▶ REQUIREMENT:
Sift the listing for lines that hold the string "prensa" and pull them out.
+===+
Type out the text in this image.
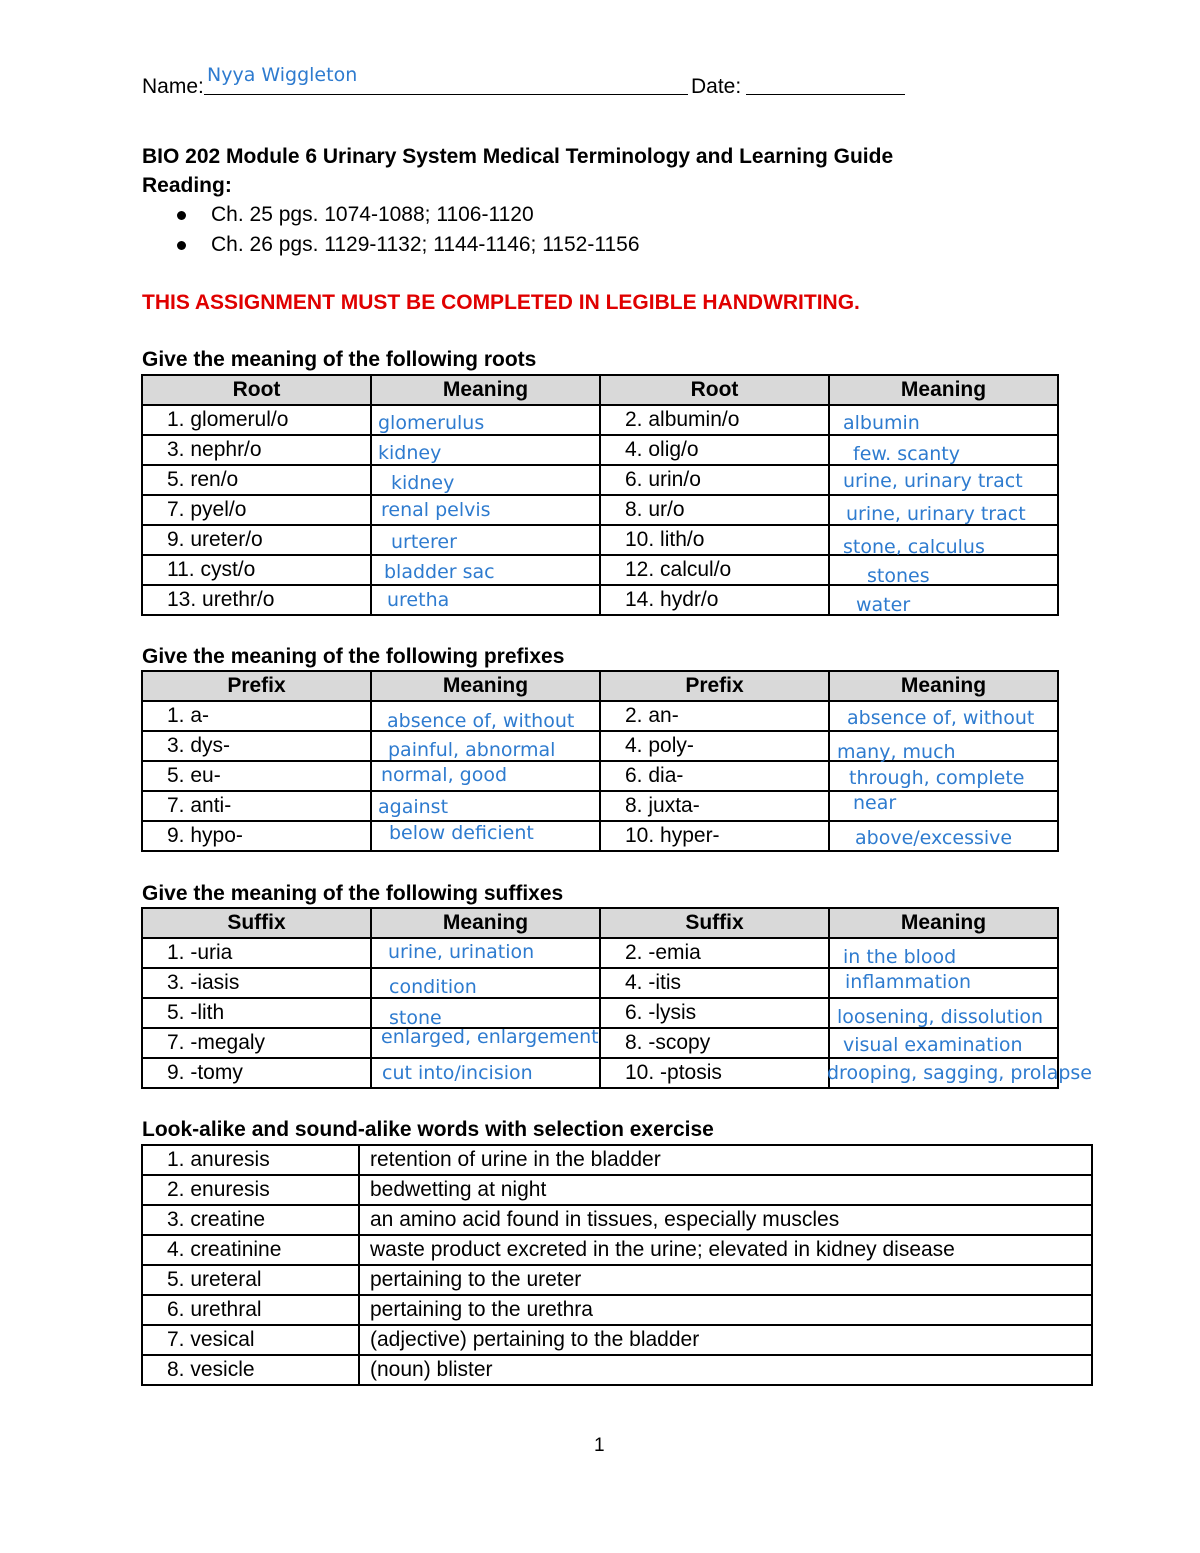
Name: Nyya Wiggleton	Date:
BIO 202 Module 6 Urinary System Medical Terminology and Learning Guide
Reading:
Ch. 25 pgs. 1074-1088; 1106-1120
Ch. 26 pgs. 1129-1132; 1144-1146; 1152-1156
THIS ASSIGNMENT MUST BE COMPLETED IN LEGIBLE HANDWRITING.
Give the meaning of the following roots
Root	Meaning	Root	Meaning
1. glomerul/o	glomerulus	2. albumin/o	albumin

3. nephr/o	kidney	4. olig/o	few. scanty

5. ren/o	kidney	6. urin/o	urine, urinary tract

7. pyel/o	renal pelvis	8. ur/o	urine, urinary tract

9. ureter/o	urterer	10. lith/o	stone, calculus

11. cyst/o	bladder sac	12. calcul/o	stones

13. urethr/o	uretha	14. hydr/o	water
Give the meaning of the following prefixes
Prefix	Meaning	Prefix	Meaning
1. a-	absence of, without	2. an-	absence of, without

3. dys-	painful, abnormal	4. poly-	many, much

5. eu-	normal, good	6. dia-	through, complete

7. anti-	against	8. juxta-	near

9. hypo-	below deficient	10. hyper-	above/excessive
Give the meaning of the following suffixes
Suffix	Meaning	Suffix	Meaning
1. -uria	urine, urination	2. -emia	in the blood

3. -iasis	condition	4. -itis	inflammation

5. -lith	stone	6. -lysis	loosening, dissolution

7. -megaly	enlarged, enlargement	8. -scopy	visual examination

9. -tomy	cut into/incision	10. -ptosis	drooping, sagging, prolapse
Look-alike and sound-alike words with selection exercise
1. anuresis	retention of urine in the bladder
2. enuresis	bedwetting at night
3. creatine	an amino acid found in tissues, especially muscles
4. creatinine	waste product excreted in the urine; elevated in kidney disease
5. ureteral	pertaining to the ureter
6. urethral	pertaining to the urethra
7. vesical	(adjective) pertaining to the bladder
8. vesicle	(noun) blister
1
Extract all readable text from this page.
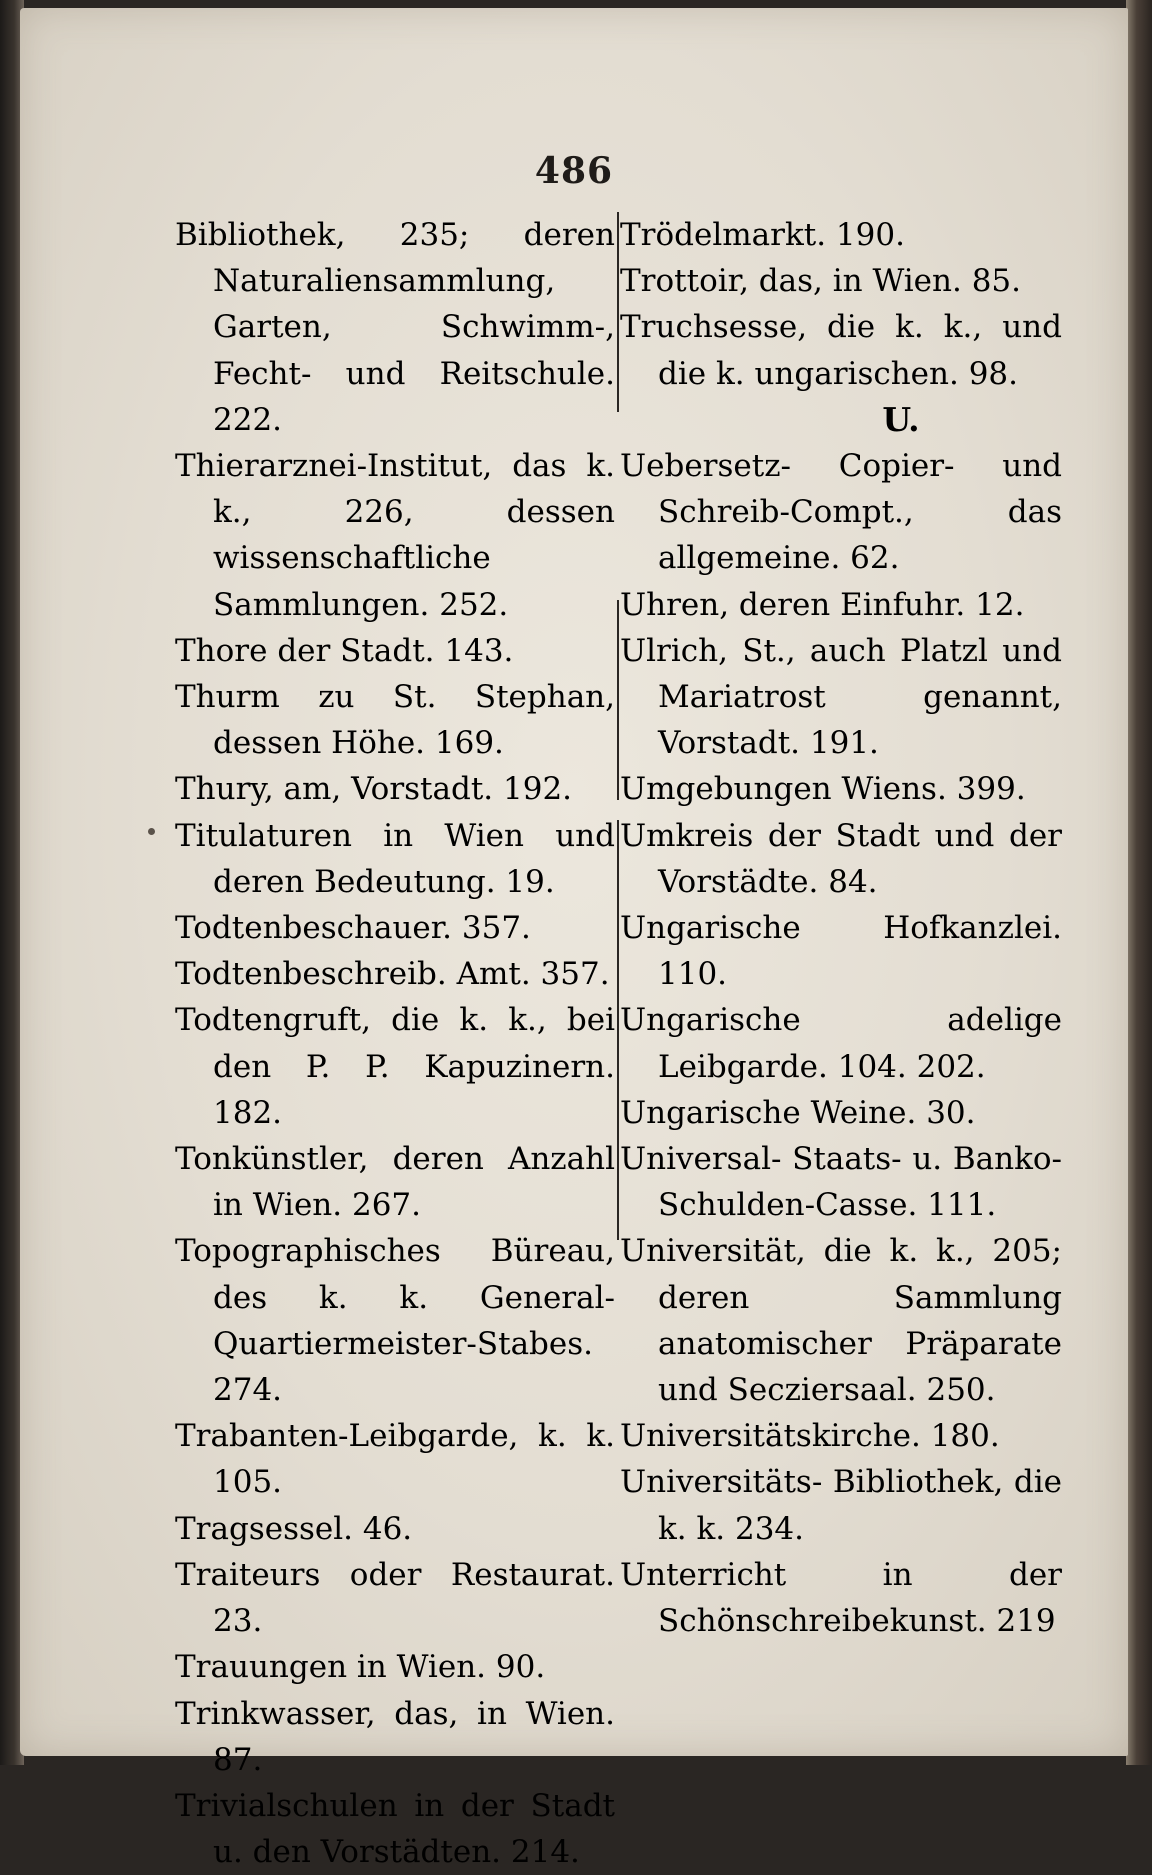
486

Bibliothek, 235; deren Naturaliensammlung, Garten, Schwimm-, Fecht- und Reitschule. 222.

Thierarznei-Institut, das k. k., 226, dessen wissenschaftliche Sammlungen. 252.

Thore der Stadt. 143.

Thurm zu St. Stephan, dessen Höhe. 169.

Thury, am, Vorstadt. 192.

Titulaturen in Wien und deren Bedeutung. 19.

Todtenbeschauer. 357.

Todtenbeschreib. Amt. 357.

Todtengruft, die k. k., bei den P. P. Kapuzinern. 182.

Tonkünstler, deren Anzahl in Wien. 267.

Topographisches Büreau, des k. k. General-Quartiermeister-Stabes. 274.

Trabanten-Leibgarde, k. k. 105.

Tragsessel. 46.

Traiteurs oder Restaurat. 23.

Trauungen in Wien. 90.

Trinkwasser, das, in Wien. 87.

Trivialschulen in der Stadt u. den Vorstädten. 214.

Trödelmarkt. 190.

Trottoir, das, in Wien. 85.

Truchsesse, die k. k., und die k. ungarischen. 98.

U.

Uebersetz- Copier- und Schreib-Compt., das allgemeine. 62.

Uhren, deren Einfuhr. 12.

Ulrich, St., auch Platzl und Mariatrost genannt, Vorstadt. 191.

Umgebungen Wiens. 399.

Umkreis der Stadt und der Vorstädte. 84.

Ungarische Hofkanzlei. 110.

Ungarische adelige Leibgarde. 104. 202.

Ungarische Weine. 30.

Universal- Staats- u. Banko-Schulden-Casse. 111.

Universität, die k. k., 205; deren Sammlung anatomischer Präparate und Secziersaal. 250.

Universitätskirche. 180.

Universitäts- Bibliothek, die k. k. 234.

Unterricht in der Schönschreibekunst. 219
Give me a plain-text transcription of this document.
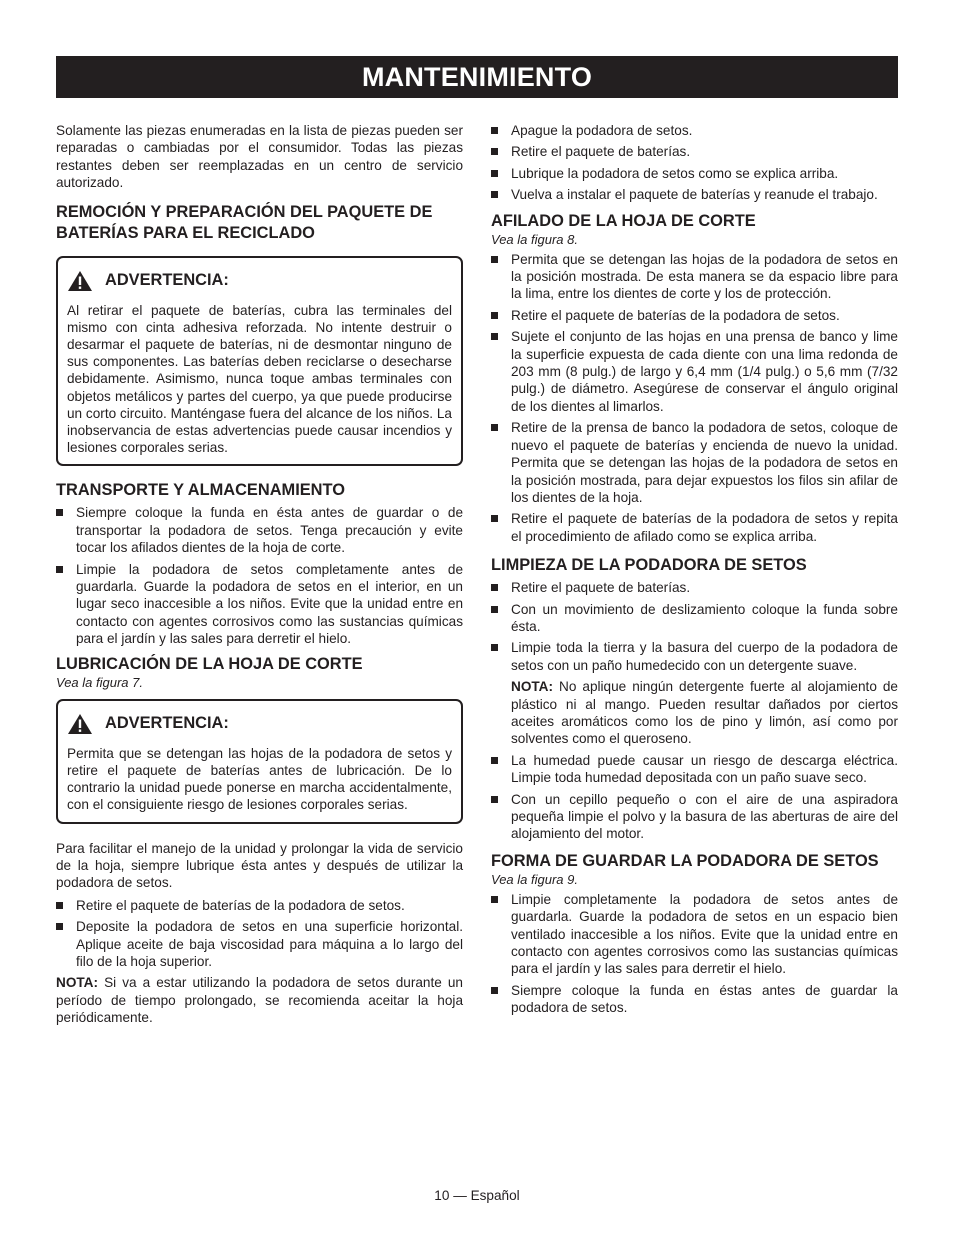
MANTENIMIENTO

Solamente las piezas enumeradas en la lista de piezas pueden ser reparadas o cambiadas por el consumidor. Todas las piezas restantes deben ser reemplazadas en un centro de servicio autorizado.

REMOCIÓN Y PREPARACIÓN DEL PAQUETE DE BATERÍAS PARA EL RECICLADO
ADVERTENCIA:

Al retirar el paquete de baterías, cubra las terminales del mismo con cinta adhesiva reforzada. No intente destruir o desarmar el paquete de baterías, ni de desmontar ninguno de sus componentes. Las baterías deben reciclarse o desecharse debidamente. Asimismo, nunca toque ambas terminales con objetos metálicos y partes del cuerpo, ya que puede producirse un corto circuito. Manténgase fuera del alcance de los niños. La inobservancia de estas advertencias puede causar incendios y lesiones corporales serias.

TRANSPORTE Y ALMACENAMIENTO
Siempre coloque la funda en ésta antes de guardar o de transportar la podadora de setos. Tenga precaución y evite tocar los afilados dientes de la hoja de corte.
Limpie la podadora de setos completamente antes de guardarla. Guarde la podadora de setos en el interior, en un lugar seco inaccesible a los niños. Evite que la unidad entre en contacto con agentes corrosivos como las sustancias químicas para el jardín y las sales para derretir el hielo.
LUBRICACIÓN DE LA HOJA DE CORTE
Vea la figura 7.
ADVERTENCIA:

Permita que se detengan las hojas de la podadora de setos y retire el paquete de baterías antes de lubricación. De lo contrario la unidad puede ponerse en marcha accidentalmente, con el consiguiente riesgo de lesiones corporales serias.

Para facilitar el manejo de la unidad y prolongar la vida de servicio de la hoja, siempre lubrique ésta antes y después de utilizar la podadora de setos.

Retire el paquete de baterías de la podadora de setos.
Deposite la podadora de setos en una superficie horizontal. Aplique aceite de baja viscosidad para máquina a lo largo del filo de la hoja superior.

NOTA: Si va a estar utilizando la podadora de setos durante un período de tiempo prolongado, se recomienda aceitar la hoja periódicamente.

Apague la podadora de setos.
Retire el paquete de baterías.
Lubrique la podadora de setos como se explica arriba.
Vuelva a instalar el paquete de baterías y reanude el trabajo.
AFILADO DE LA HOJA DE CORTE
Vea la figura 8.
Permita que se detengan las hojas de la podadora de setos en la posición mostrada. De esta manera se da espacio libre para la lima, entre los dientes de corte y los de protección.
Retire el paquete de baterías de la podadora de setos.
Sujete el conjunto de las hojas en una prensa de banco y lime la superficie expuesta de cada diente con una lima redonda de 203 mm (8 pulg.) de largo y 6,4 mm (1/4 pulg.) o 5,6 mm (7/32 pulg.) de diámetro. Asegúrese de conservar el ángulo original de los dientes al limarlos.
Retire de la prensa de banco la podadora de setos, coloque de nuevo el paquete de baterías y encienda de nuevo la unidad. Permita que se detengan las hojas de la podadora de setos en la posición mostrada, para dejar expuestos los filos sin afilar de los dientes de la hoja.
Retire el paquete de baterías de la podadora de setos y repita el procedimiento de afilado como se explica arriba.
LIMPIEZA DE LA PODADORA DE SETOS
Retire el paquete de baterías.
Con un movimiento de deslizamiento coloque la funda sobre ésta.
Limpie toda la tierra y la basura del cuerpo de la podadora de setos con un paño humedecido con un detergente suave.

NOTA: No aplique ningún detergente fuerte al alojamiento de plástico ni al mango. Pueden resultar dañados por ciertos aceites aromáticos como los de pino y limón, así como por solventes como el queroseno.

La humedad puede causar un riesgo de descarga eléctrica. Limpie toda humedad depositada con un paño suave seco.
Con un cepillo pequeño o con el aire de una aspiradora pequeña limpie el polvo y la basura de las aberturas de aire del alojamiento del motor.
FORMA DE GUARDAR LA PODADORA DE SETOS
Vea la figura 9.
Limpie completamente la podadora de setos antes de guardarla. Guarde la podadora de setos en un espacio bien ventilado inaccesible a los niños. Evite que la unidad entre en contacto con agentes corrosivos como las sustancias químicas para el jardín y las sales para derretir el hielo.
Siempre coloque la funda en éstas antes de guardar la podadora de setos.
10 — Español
+===+
▶ SOLUTION TO THIS TASK:
Sujete el conjunto de las hojas en una prensa de banco y lime la superficie expuesta de cada diente con una lima redonda de 203 mm (8 pulg.) de largo y 6,4 mm (1/4 pulg.) o 5,6 mm (7/32 pulg.) de diámetro. Asegúrese de conservar el ángulo original de los dientes al limarlos.
Retire de la prensa de banco la podadora de setos, coloque de nuevo el paquete de baterías y encienda de nuevo la unidad. Permita que se detengan las hojas de la podadora de setos en la posición mostrada, para dejar expuestos los filos sin afilar de los dientes de la hoja.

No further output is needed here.